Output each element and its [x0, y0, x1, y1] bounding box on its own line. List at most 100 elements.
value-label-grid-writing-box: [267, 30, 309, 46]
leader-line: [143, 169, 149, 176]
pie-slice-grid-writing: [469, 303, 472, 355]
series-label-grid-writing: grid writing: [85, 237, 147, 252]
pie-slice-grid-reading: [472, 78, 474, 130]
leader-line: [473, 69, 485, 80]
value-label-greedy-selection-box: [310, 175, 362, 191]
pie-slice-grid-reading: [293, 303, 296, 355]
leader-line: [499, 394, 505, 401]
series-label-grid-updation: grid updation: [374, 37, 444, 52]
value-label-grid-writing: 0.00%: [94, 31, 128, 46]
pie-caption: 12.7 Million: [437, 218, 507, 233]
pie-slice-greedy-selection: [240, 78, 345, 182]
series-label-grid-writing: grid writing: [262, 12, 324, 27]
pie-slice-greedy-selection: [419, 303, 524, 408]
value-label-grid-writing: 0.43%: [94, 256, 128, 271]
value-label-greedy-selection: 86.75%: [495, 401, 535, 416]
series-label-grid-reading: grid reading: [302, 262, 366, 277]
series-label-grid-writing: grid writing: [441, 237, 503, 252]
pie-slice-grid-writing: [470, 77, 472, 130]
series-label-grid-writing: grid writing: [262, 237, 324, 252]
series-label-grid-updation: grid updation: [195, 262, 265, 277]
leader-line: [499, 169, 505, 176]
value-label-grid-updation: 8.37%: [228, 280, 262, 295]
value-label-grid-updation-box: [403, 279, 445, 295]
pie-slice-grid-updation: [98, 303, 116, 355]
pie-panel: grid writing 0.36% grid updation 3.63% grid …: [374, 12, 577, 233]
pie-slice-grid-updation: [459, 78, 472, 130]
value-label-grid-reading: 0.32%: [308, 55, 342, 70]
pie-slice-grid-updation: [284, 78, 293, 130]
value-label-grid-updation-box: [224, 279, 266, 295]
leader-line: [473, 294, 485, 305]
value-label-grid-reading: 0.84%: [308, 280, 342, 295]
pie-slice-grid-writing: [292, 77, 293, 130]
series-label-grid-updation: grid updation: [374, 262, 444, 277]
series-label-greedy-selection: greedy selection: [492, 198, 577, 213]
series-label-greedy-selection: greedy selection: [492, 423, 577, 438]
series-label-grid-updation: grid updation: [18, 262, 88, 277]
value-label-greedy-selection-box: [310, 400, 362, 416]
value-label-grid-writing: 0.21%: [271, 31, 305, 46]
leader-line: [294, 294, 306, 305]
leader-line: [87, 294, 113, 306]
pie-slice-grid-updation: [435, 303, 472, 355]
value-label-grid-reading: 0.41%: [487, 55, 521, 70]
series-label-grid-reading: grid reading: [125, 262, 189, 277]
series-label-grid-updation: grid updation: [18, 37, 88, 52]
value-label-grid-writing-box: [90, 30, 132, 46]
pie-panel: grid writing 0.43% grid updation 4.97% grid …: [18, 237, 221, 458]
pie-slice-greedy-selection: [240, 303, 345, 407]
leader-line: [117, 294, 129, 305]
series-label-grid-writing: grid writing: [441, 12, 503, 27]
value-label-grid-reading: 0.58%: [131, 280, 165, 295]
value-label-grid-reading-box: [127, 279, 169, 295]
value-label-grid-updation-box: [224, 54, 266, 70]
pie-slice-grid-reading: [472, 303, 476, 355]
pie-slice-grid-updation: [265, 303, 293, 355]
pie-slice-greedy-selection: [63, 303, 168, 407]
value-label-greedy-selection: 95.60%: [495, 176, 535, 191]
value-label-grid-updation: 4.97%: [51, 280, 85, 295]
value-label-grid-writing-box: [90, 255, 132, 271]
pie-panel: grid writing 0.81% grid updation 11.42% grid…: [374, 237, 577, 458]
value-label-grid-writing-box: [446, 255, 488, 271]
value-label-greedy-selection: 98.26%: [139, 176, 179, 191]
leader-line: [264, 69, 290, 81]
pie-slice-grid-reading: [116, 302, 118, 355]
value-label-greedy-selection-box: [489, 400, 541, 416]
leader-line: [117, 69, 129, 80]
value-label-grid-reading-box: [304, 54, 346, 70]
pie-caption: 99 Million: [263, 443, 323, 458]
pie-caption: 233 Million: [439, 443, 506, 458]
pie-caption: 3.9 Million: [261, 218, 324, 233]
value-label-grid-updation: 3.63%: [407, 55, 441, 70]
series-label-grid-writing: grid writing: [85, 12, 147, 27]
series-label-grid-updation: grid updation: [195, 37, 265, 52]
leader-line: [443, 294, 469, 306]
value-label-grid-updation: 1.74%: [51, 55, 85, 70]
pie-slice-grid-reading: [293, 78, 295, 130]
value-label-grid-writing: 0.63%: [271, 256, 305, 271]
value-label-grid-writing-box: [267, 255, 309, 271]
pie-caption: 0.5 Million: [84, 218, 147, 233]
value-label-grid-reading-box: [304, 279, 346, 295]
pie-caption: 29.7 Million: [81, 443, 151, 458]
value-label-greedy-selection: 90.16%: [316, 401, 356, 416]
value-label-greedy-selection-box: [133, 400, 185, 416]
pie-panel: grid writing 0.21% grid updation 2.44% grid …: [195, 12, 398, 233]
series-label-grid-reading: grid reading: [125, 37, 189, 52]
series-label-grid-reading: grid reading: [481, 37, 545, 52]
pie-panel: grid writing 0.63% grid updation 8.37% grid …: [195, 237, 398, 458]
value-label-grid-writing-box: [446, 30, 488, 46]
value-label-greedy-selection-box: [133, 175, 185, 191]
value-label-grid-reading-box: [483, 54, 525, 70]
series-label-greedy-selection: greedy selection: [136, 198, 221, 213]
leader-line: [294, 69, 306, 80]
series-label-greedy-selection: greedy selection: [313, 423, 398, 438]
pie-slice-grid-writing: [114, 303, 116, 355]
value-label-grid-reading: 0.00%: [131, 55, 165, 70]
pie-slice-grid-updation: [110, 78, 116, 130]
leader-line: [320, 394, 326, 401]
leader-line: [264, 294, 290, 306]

........

● **YOUR GOAL**
Update these entries so that every "leader-line" becomes "connector-line", leaving everything else the same.

● **SOLUTION FOR THIS TASK**
Output each element and its [x0, y0, x1, y1] bounding box on its own line. List at most 100 elements.
value-label-grid-writing-box: [267, 30, 309, 46]
connector-line: [143, 169, 149, 176]
pie-slice-grid-writing: [469, 303, 472, 355]
series-label-grid-writing: grid writing: [85, 237, 147, 252]
pie-slice-grid-reading: [472, 78, 474, 130]
connector-line: [473, 69, 485, 80]
value-label-greedy-selection-box: [310, 175, 362, 191]
pie-slice-grid-reading: [293, 303, 296, 355]
connector-line: [499, 394, 505, 401]
series-label-grid-updation: grid updation: [374, 37, 444, 52]
value-label-grid-writing: 0.00%: [94, 31, 128, 46]
pie-caption: 12.7 Million: [437, 218, 507, 233]
pie-slice-greedy-selection: [240, 78, 345, 182]
series-label-grid-writing: grid writing: [262, 12, 324, 27]
pie-slice-greedy-selection: [419, 303, 524, 408]
value-label-grid-writing: 0.43%: [94, 256, 128, 271]
value-label-greedy-selection: 86.75%: [495, 401, 535, 416]
series-label-grid-reading: grid reading: [302, 262, 366, 277]
series-label-grid-writing: grid writing: [441, 237, 503, 252]
pie-slice-grid-writing: [470, 77, 472, 130]
series-label-grid-writing: grid writing: [262, 237, 324, 252]
series-label-grid-updation: grid updation: [195, 262, 265, 277]
connector-line: [499, 169, 505, 176]
value-label-grid-updation: 8.37%: [228, 280, 262, 295]
value-label-grid-updation-box: [403, 279, 445, 295]
pie-slice-grid-updation: [98, 303, 116, 355]
pie-panel: grid writing 0.36% grid updation 3.63% grid …: [374, 12, 577, 233]
pie-slice-grid-updation: [459, 78, 472, 130]
value-label-grid-reading: 0.32%: [308, 55, 342, 70]
pie-slice-grid-updation: [284, 78, 293, 130]
value-label-grid-updation-box: [224, 279, 266, 295]
connector-line: [473, 294, 485, 305]
value-label-grid-reading: 0.84%: [308, 280, 342, 295]
pie-slice-grid-writing: [292, 77, 293, 130]
series-label-grid-updation: grid updation: [374, 262, 444, 277]
series-label-greedy-selection: greedy selection: [492, 198, 577, 213]
series-label-greedy-selection: greedy selection: [492, 423, 577, 438]
series-label-grid-updation: grid updation: [18, 262, 88, 277]
value-label-greedy-selection-box: [310, 400, 362, 416]
value-label-grid-writing: 0.21%: [271, 31, 305, 46]
connector-line: [294, 294, 306, 305]
connector-line: [87, 294, 113, 306]
pie-slice-grid-updation: [435, 303, 472, 355]
value-label-grid-reading: 0.41%: [487, 55, 521, 70]
series-label-grid-reading: grid reading: [125, 262, 189, 277]
series-label-grid-updation: grid updation: [18, 37, 88, 52]
value-label-grid-writing-box: [90, 30, 132, 46]
pie-panel: grid writing 0.43% grid updation 4.97% grid …: [18, 237, 221, 458]
pie-slice-greedy-selection: [240, 303, 345, 407]
connector-line: [117, 294, 129, 305]
series-label-grid-writing: grid writing: [441, 12, 503, 27]
value-label-grid-reading: 0.58%: [131, 280, 165, 295]
value-label-grid-reading-box: [127, 279, 169, 295]
value-label-grid-updation-box: [224, 54, 266, 70]
pie-slice-grid-reading: [472, 303, 476, 355]
pie-slice-grid-updation: [265, 303, 293, 355]
pie-slice-greedy-selection: [63, 303, 168, 407]
value-label-greedy-selection: 95.60%: [495, 176, 535, 191]
value-label-grid-updation: 4.97%: [51, 280, 85, 295]
value-label-grid-writing-box: [90, 255, 132, 271]
pie-panel: grid writing 0.81% grid updation 11.42% grid…: [374, 237, 577, 458]
value-label-grid-writing-box: [446, 255, 488, 271]
value-label-greedy-selection: 98.26%: [139, 176, 179, 191]
connector-line: [264, 69, 290, 81]
pie-slice-grid-reading: [116, 302, 118, 355]
value-label-greedy-selection-box: [489, 400, 541, 416]
connector-line: [117, 69, 129, 80]
value-label-grid-reading-box: [304, 54, 346, 70]
pie-caption: 99 Million: [263, 443, 323, 458]
pie-caption: 233 Million: [439, 443, 506, 458]
pie-caption: 3.9 Million: [261, 218, 324, 233]
value-label-grid-updation: 3.63%: [407, 55, 441, 70]
series-label-grid-writing: grid writing: [85, 12, 147, 27]
series-label-grid-updation: grid updation: [195, 37, 265, 52]
connector-line: [443, 294, 469, 306]
value-label-grid-updation: 1.74%: [51, 55, 85, 70]
pie-slice-grid-reading: [293, 78, 295, 130]
value-label-grid-writing: 0.63%: [271, 256, 305, 271]
value-label-grid-writing-box: [267, 255, 309, 271]
pie-caption: 0.5 Million: [84, 218, 147, 233]
value-label-grid-reading-box: [304, 279, 346, 295]
pie-caption: 29.7 Million: [81, 443, 151, 458]
value-label-greedy-selection: 90.16%: [316, 401, 356, 416]
value-label-greedy-selection-box: [133, 400, 185, 416]
pie-panel: grid writing 0.21% grid updation 2.44% grid …: [195, 12, 398, 233]
series-label-grid-reading: grid reading: [125, 37, 189, 52]
series-label-grid-reading: grid reading: [481, 37, 545, 52]
pie-panel: grid writing 0.63% grid updation 8.37% grid …: [195, 237, 398, 458]
value-label-grid-writing-box: [446, 30, 488, 46]
value-label-greedy-selection-box: [133, 175, 185, 191]
value-label-grid-reading-box: [483, 54, 525, 70]
series-label-greedy-selection: greedy selection: [136, 198, 221, 213]
connector-line: [294, 69, 306, 80]
series-label-greedy-selection: greedy selection: [313, 423, 398, 438]
pie-slice-grid-writing: [114, 303, 116, 355]
value-label-grid-reading: 0.00%: [131, 55, 165, 70]
pie-slice-grid-updation: [110, 78, 116, 130]
connector-line: [320, 394, 326, 401]
connector-line: [264, 294, 290, 306]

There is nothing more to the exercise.